_Provided information_
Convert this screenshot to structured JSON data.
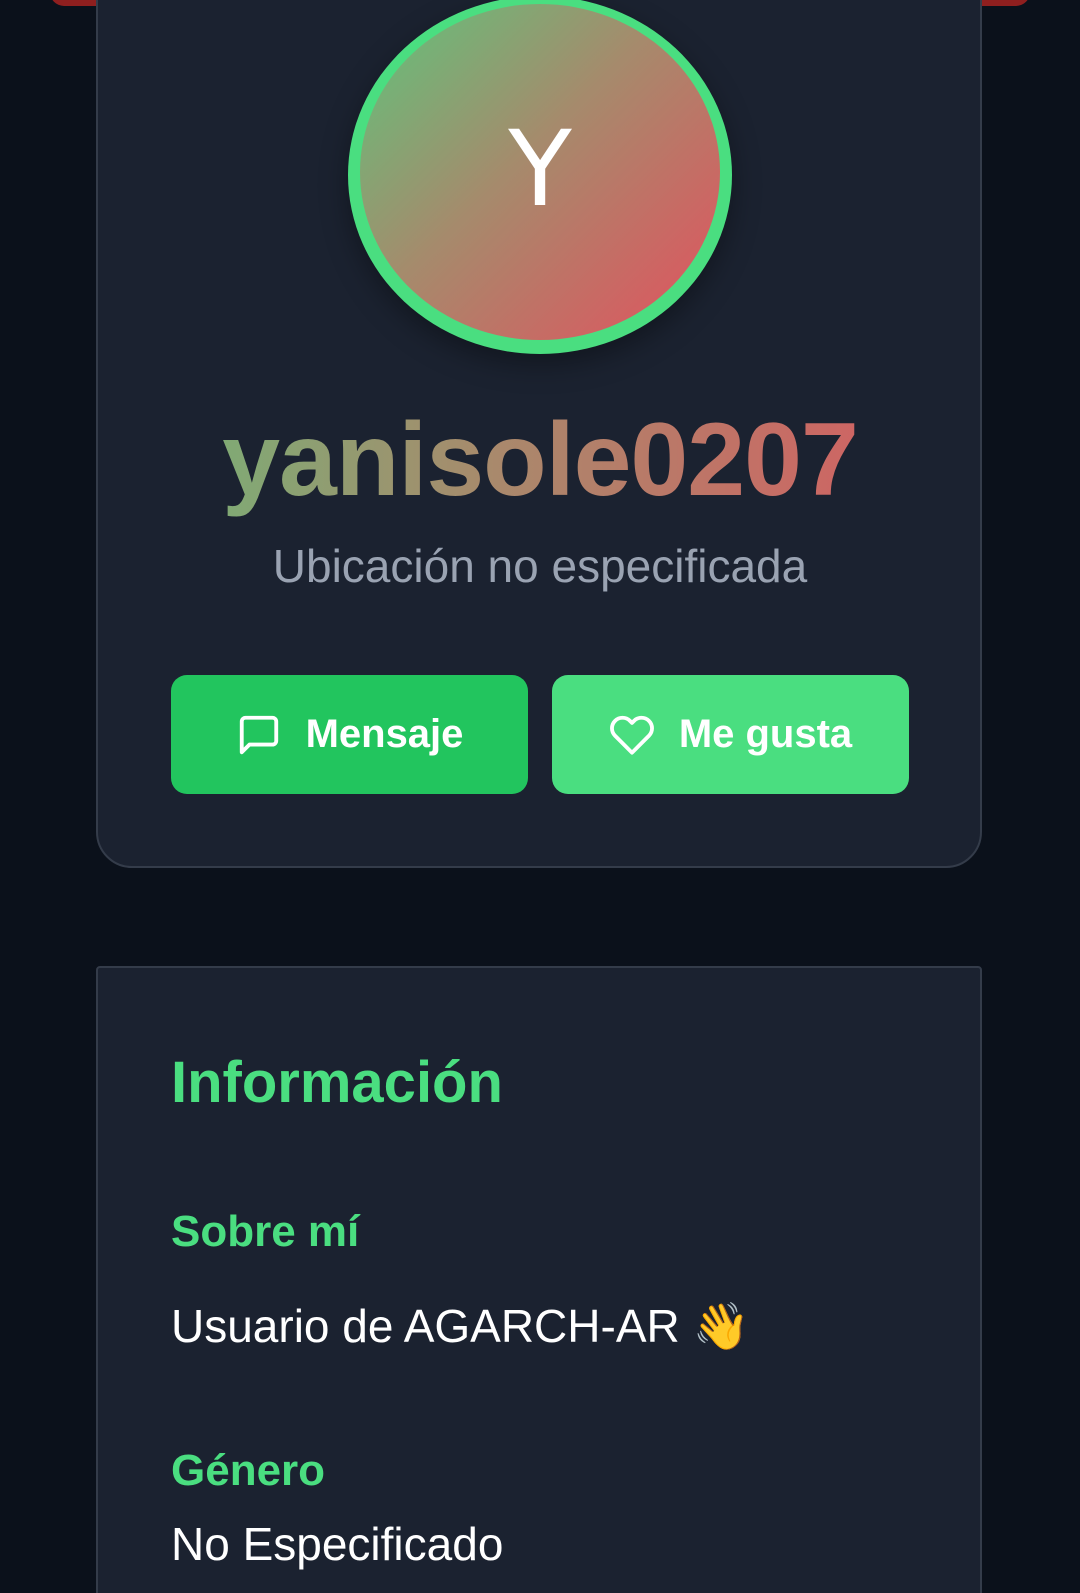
==
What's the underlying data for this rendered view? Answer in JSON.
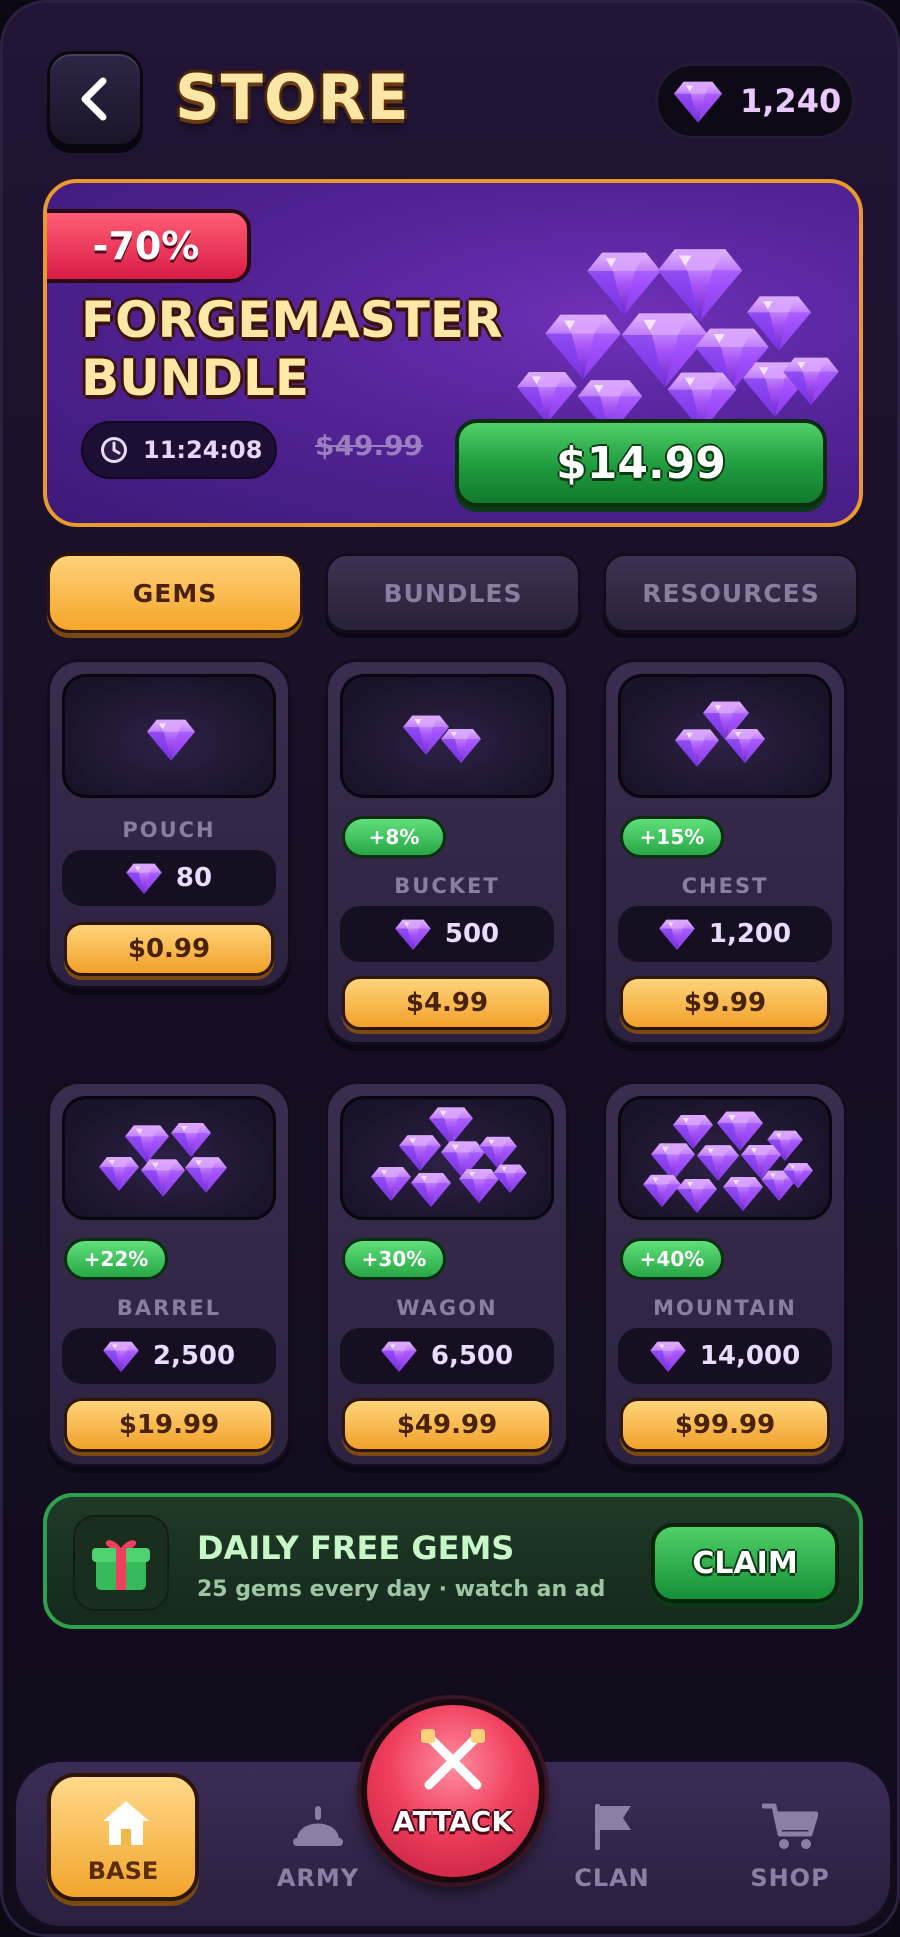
---
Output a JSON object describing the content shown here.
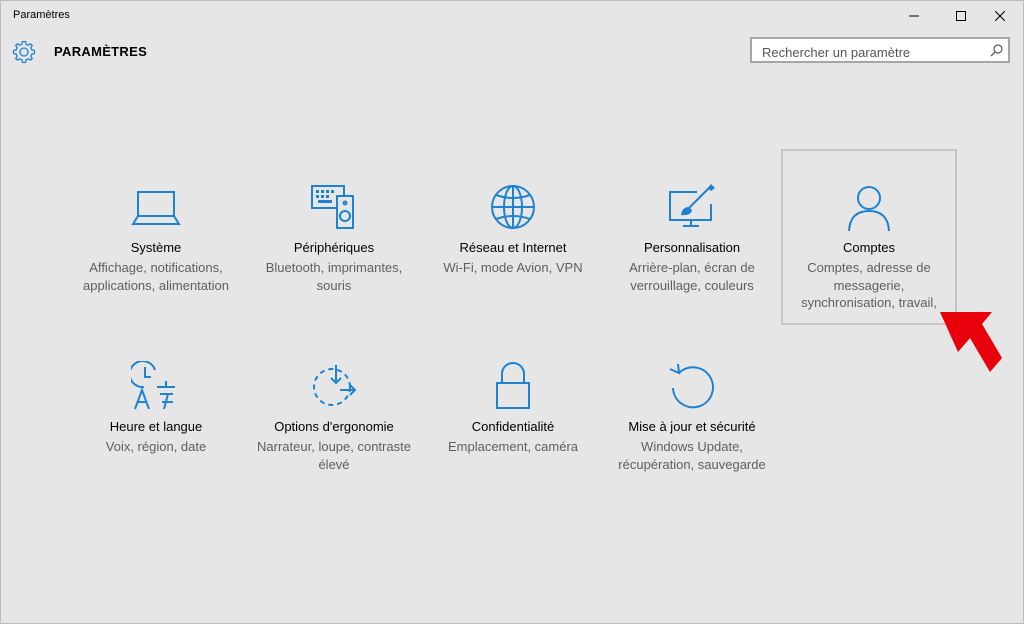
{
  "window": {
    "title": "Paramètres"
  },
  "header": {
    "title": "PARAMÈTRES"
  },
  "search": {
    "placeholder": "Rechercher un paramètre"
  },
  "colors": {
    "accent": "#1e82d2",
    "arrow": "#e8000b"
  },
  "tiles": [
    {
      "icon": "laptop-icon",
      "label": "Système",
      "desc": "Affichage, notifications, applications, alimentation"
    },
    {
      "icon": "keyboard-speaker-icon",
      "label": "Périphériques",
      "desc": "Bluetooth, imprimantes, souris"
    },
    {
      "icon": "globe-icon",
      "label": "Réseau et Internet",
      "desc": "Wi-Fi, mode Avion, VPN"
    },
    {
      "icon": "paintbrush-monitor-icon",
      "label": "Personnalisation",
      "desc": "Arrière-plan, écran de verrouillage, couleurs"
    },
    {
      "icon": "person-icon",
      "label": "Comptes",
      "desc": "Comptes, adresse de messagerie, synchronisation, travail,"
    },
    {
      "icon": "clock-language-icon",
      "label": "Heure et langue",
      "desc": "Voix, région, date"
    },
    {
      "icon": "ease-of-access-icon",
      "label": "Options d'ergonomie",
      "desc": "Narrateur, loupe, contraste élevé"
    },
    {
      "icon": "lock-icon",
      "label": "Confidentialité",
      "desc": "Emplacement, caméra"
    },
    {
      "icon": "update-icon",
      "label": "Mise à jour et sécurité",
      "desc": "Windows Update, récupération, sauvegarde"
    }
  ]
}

_To do_
From the listing above, copy every line that includes the word "this".

_Result of the task_
Convert this screenshot to structured JSON data.
What's the underlying data for this rendered view? Answer in JSON.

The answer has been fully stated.